-- Task to carry out --
Type out every line below exactly as it reads.

-- Listed entries --
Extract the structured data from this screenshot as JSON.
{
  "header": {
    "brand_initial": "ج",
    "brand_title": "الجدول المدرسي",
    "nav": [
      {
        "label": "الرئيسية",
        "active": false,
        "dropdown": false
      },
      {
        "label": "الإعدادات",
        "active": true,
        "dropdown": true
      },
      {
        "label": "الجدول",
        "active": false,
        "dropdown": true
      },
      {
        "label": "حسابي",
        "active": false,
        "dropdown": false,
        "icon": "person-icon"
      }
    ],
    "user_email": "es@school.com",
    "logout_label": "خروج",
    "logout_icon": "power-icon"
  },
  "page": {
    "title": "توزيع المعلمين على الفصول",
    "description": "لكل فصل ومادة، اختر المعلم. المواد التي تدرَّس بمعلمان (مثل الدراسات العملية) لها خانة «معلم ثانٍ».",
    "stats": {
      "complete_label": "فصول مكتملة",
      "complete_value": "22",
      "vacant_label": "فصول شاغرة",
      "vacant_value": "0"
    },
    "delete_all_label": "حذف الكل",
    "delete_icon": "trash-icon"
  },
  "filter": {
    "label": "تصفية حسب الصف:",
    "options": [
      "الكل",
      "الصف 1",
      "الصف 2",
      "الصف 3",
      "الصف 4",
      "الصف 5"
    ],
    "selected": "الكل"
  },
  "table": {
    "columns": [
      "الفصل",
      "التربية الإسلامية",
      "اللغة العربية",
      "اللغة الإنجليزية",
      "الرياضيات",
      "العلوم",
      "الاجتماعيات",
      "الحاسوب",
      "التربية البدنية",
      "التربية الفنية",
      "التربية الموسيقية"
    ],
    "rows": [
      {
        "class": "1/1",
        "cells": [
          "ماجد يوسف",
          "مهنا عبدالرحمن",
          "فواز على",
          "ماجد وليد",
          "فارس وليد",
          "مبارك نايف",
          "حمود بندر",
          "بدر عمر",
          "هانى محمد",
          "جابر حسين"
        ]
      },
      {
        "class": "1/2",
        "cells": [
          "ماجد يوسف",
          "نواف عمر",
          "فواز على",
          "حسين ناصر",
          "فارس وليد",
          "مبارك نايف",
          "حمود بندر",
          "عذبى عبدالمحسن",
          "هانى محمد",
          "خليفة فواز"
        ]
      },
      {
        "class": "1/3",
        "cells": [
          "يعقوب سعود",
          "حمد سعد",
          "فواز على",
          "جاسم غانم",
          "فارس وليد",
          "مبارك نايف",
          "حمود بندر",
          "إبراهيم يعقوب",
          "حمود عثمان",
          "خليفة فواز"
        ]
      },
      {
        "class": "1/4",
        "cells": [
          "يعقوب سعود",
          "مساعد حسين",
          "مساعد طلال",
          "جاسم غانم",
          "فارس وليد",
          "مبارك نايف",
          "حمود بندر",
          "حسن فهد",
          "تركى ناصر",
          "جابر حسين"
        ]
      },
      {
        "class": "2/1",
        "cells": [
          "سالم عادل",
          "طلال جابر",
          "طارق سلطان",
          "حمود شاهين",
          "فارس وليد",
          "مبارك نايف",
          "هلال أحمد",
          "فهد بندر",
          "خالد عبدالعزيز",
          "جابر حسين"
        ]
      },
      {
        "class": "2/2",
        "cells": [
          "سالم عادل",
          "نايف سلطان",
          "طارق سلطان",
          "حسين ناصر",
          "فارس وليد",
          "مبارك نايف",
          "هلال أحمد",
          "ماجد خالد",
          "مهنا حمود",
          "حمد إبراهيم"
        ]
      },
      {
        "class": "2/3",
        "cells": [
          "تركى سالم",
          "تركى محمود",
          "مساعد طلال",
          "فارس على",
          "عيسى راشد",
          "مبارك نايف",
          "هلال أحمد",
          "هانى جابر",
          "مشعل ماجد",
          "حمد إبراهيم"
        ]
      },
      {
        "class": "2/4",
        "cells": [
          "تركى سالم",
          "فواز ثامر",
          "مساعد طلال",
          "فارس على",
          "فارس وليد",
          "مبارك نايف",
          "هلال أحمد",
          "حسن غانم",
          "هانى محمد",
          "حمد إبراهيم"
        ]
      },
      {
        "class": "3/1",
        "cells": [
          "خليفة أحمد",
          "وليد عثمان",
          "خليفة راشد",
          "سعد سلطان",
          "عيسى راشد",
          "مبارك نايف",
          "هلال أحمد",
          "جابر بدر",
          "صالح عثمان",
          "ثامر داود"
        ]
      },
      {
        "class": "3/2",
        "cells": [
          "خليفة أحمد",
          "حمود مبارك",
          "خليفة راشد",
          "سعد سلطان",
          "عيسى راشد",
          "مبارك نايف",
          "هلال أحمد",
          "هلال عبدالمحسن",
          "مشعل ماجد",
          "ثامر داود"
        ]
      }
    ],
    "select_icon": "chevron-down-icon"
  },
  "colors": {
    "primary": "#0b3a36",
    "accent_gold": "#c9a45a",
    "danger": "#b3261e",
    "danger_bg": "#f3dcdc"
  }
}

-- The answer --
Extract the structured data from this screenshot as JSON.
{
  "header": {
    "brand_initial": "ج",
    "brand_title": "الجدول المدرسي",
    "nav": [
      {
        "label": "الرئيسية",
        "active": false,
        "dropdown": false
      },
      {
        "label": "الإعدادات",
        "active": true,
        "dropdown": true
      },
      {
        "label": "الجدول",
        "active": false,
        "dropdown": true
      },
      {
        "label": "حسابي",
        "active": false,
        "dropdown": false,
        "icon": "person-icon"
      }
    ],
    "user_email": "es@school.com",
    "logout_label": "خروج",
    "logout_icon": "power-icon"
  },
  "page": {
    "title": "توزيع المعلمين على الفصول",
    "description": "لكل فصل ومادة، اختر المعلم. المواد التي تدرَّس بمعلمان (مثل الدراسات العملية) لها خانة «معلم ثانٍ».",
    "stats": {
      "complete_label": "فصول مكتملة",
      "complete_value": "22",
      "vacant_label": "فصول شاغرة",
      "vacant_value": "0"
    },
    "delete_all_label": "حذف الكل",
    "delete_icon": "trash-icon"
  },
  "filter": {
    "label": "تصفية حسب الصف:",
    "options": [
      "الكل",
      "الصف 1",
      "الصف 2",
      "الصف 3",
      "الصف 4",
      "الصف 5"
    ],
    "selected": "الكل"
  },
  "table": {
    "columns": [
      "الفصل",
      "التربية الإسلامية",
      "اللغة العربية",
      "اللغة الإنجليزية",
      "الرياضيات",
      "العلوم",
      "الاجتماعيات",
      "الحاسوب",
      "التربية البدنية",
      "التربية الفنية",
      "التربية الموسيقية"
    ],
    "rows": [
      {
        "class": "1/1",
        "cells": [
          "ماجد يوسف",
          "مهنا عبدالرحمن",
          "فواز على",
          "ماجد وليد",
          "فارس وليد",
          "مبارك نايف",
          "حمود بندر",
          "بدر عمر",
          "هانى محمد",
          "جابر حسين"
        ]
      },
      {
        "class": "1/2",
        "cells": [
          "ماجد يوسف",
          "نواف عمر",
          "فواز على",
          "حسين ناصر",
          "فارس وليد",
          "مبارك نايف",
          "حمود بندر",
          "عذبى عبدالمحسن",
          "هانى محمد",
          "خليفة فواز"
        ]
      },
      {
        "class": "1/3",
        "cells": [
          "يعقوب سعود",
          "حمد سعد",
          "فواز على",
          "جاسم غانم",
          "فارس وليد",
          "مبارك نايف",
          "حمود بندر",
          "إبراهيم يعقوب",
          "حمود عثمان",
          "خليفة فواز"
        ]
      },
      {
        "class": "1/4",
        "cells": [
          "يعقوب سعود",
          "مساعد حسين",
          "مساعد طلال",
          "جاسم غانم",
          "فارس وليد",
          "مبارك نايف",
          "حمود بندر",
          "حسن فهد",
          "تركى ناصر",
          "جابر حسين"
        ]
      },
      {
        "class": "2/1",
        "cells": [
          "سالم عادل",
          "طلال جابر",
          "طارق سلطان",
          "حمود شاهين",
          "فارس وليد",
          "مبارك نايف",
          "هلال أحمد",
          "فهد بندر",
          "خالد عبدالعزيز",
          "جابر حسين"
        ]
      },
      {
        "class": "2/2",
        "cells": [
          "سالم عادل",
          "نايف سلطان",
          "طارق سلطان",
          "حسين ناصر",
          "فارس وليد",
          "مبارك نايف",
          "هلال أحمد",
          "ماجد خالد",
          "مهنا حمود",
          "حمد إبراهيم"
        ]
      },
      {
        "class": "2/3",
        "cells": [
          "تركى سالم",
          "تركى محمود",
          "مساعد طلال",
          "فارس على",
          "عيسى راشد",
          "مبارك نايف",
          "هلال أحمد",
          "هانى جابر",
          "مشعل ماجد",
          "حمد إبراهيم"
        ]
      },
      {
        "class": "2/4",
        "cells": [
          "تركى سالم",
          "فواز ثامر",
          "مساعد طلال",
          "فارس على",
          "فارس وليد",
          "مبارك نايف",
          "هلال أحمد",
          "حسن غانم",
          "هانى محمد",
          "حمد إبراهيم"
        ]
      },
      {
        "class": "3/1",
        "cells": [
          "خليفة أحمد",
          "وليد عثمان",
          "خليفة راشد",
          "سعد سلطان",
          "عيسى راشد",
          "مبارك نايف",
          "هلال أحمد",
          "جابر بدر",
          "صالح عثمان",
          "ثامر داود"
        ]
      },
      {
        "class": "3/2",
        "cells": [
          "خليفة أحمد",
          "حمود مبارك",
          "خليفة راشد",
          "سعد سلطان",
          "عيسى راشد",
          "مبارك نايف",
          "هلال أحمد",
          "هلال عبدالمحسن",
          "مشعل ماجد",
          "ثامر داود"
        ]
      }
    ],
    "select_icon": "chevron-down-icon"
  },
  "colors": {
    "primary": "#0b3a36",
    "accent_gold": "#c9a45a",
    "danger": "#b3261e",
    "danger_bg": "#f3dcdc"
  }
}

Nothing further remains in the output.